---------- PAGE EXCERPT ----------

Skip To Content

Use the model

You can use this model in the Detect Objects Using Deep Learning tool available in the Image Analyst toolbox in ArcGIS Pro. Follow the steps below to use the model for parsing text in images.

Supported imagery

This model can be used with high-resolution, three-band street-level imagery or oriented imagery with medium-to-large size text, mosaic images, or image services.

Detect and recognize text

Complete the following steps to read text from images:

  1. Download the Scene Text Parsing model and add an image or street-level imagery with text in ArcGIS Pro.
    Three-band image in ArcGIS Pro
  2. Zoom to an area of interest.
    Zoomed in to an area of interest
  3. Browse to Tools on the Analysis tab.
    Tools on the Analysis tab
  4. Click the Toolboxes tab in the Geoprocessing pane, select Image Analyst Tools, and browse to the Detect Objects Using Deep Learning tool under Deep Learning.
    Detect Object Using Deep Learning tool
  5. Set the variables on the Parameters tab as follows:
    1. Input Raster—Select the image.
    2. Output Detected Objects—Set the output detected object that will contain the text detection and recognition results.
    3. Model Definition—Select the pretrained model .dlpk file.

----------

EXERCISE PROMPT: Pick up the ArcGIS Pro text-detection guide where it stops and write the next steps. The lines after this come from a separate source.

---------- RECORD SET ----------

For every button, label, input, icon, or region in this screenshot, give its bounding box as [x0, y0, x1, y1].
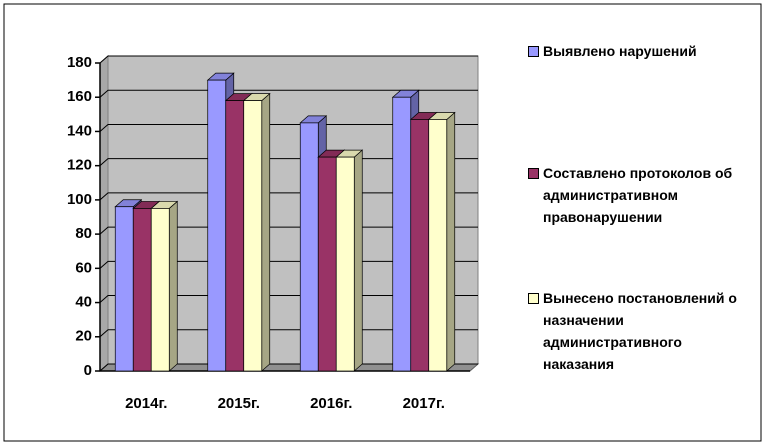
x-tick-label: 2014г.	[125, 395, 167, 412]
bar-top-shade	[151, 201, 178, 209]
y-tick-label: 40	[75, 294, 92, 311]
bar-top-shade	[300, 115, 327, 123]
y-tick-label: 120	[67, 157, 92, 174]
bar	[132, 208, 152, 372]
legend-label: Выявлено нарушений	[543, 43, 697, 59]
y-tick-label: 140	[67, 122, 92, 139]
bar-side-shade	[354, 150, 363, 371]
y-tick-label: 60	[75, 259, 92, 276]
bar	[243, 100, 263, 372]
bar	[335, 156, 355, 372]
legend-label: Составлено протоколов об административно…	[543, 165, 733, 225]
bar-top-shade	[428, 112, 455, 120]
bar-top-shade	[115, 199, 142, 207]
grid-line	[99, 123, 478, 132]
legend-label: Вынесено постановлений о назначении адми…	[543, 290, 737, 372]
bar	[392, 96, 412, 372]
side-wall	[99, 54, 109, 373]
x-tick-label: 2015г.	[218, 395, 260, 412]
bar-side-shade	[169, 201, 178, 371]
y-tick-label: 160	[67, 88, 92, 105]
bar-side-shade	[261, 93, 270, 372]
bar	[150, 208, 170, 372]
y-tick-label: 180	[67, 54, 92, 71]
legend-swatch	[528, 46, 539, 57]
bar	[428, 119, 448, 372]
bar-side-shade	[446, 112, 455, 371]
bar	[410, 119, 430, 372]
legend-item: Выявлено нарушений	[528, 40, 753, 62]
bar	[207, 79, 227, 372]
grid-line	[99, 55, 478, 64]
bar-top-shade	[207, 73, 234, 81]
bar	[317, 156, 337, 372]
x-tick-label: 2016г.	[310, 395, 352, 412]
bar-top-shade	[392, 90, 419, 98]
legend-swatch	[528, 293, 539, 304]
bar	[299, 122, 319, 372]
bar	[225, 100, 245, 372]
legend-swatch	[528, 168, 539, 179]
y-tick-label: 100	[67, 191, 92, 208]
legend-item: Составлено протоколов об административно…	[528, 162, 753, 228]
bar-top-shade	[336, 150, 363, 158]
x-tick-label: 2017г.	[403, 395, 445, 412]
bar-top-shade	[243, 93, 270, 101]
y-tick-label: 20	[75, 328, 92, 345]
grid-line	[99, 89, 478, 98]
y-tick-label: 80	[75, 225, 92, 242]
y-tick-label: 0	[84, 362, 92, 379]
bar	[114, 206, 134, 372]
legend-item: Вынесено постановлений о назначении адми…	[528, 287, 753, 375]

----------

OUTPUT OF THE EXERCISE:
    4. Arguments (optional)—Change the values of the arguments if required.
      • threshold—The detections with a confidence score higher than this threshold are included in the result. The allowed values range from 0 to 1.0.
      • test_time_augmentation—Performs test time augmentation while predicting. If true, predictions of flipped and rotated variants of the input image will be merged into the final output.
    Detect Object Using Deep Learning tool Parameters tab
  6. Set the variables on the Environments tab as follows:
    1. Processing Extent—Select Default or any other option from the drop-down menu.
    2. Processor Type—Select CPU.

      This model would run only on a CPU.

    Detect Object Using Deep Learning tool Environments tab
  7. Click Run.

    The output layer is added to the map.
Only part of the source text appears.